*Work to do*
Sift the listing for lines that hold the string "Temperature" and pull them out.

*Material to process*
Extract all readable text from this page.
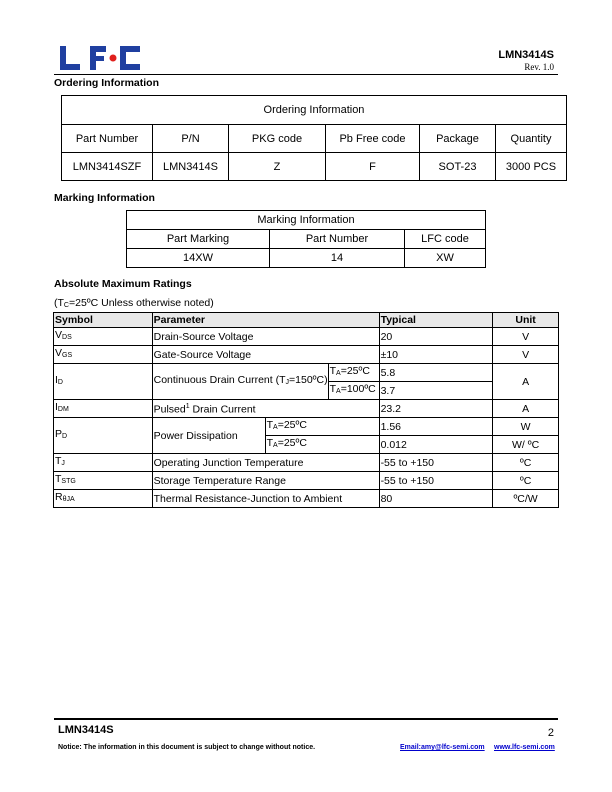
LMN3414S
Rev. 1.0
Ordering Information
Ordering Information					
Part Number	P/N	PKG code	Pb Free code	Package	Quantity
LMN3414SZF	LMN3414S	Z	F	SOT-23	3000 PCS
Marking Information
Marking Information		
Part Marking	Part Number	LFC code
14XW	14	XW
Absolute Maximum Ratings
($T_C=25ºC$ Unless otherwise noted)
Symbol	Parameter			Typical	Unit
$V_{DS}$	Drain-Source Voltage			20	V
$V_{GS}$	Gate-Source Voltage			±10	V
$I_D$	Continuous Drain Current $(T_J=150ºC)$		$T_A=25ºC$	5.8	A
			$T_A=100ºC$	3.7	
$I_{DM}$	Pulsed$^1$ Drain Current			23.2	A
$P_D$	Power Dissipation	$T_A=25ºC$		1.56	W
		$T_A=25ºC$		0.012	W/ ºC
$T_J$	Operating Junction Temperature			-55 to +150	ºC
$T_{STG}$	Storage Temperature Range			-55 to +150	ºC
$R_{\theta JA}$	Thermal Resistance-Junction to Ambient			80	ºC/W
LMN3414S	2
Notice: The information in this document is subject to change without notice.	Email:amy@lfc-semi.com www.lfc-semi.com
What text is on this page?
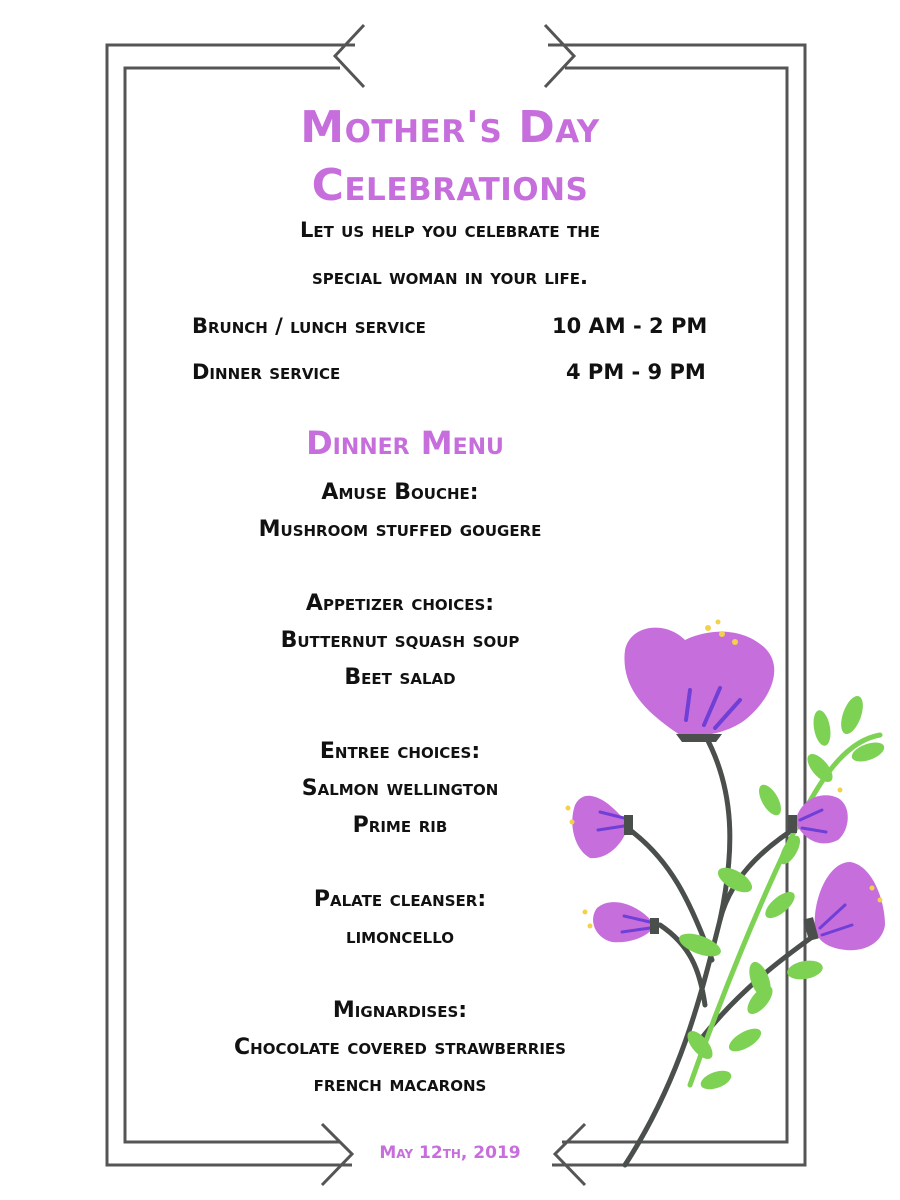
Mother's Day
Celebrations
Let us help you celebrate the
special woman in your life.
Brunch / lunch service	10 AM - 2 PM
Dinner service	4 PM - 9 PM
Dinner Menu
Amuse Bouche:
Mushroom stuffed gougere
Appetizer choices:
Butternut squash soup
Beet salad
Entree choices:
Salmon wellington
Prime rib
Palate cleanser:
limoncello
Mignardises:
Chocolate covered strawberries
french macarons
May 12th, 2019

--

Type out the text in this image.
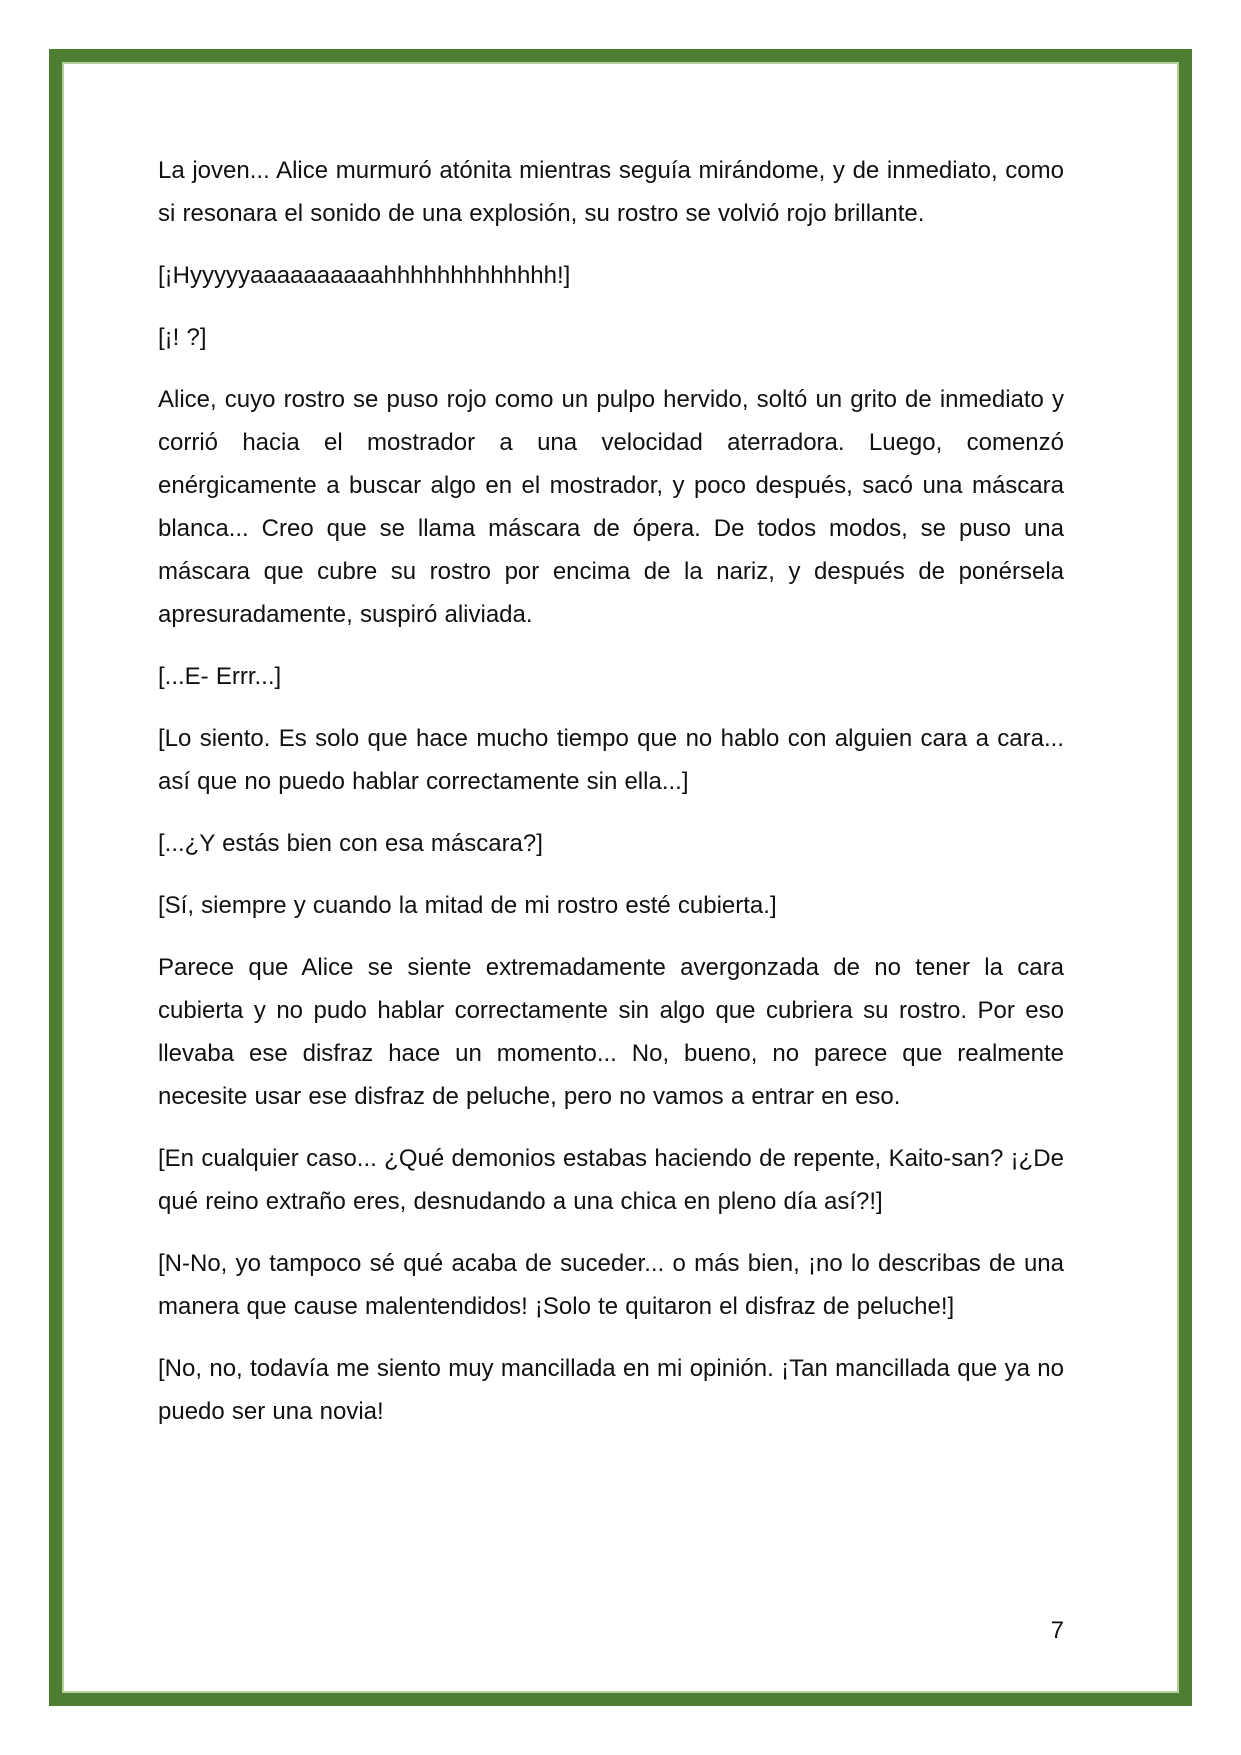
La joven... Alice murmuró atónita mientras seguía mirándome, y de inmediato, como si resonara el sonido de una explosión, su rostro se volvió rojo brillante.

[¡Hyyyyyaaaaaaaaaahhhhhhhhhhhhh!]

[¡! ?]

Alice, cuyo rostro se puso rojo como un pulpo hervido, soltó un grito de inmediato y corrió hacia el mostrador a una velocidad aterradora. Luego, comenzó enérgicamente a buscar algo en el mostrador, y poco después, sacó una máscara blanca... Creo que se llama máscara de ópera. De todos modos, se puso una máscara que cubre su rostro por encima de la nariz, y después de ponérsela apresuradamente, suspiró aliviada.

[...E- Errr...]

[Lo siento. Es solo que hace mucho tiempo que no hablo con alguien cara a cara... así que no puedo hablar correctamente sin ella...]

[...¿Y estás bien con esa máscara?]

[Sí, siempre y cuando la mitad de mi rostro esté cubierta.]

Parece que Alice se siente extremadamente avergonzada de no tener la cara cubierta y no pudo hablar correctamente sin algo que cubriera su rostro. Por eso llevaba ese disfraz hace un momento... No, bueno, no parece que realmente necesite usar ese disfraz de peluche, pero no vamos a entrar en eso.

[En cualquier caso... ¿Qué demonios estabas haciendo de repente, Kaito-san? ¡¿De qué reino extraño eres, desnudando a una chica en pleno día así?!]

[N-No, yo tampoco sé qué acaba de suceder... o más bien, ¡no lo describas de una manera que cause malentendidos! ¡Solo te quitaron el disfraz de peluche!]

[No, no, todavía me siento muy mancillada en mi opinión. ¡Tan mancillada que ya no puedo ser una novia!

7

*Exercise answer*
$T_J$	Operating Junction Temperature			-55 to +150	ºC
$T_{STG}$	Storage Temperature Range			-55 to +150	ºC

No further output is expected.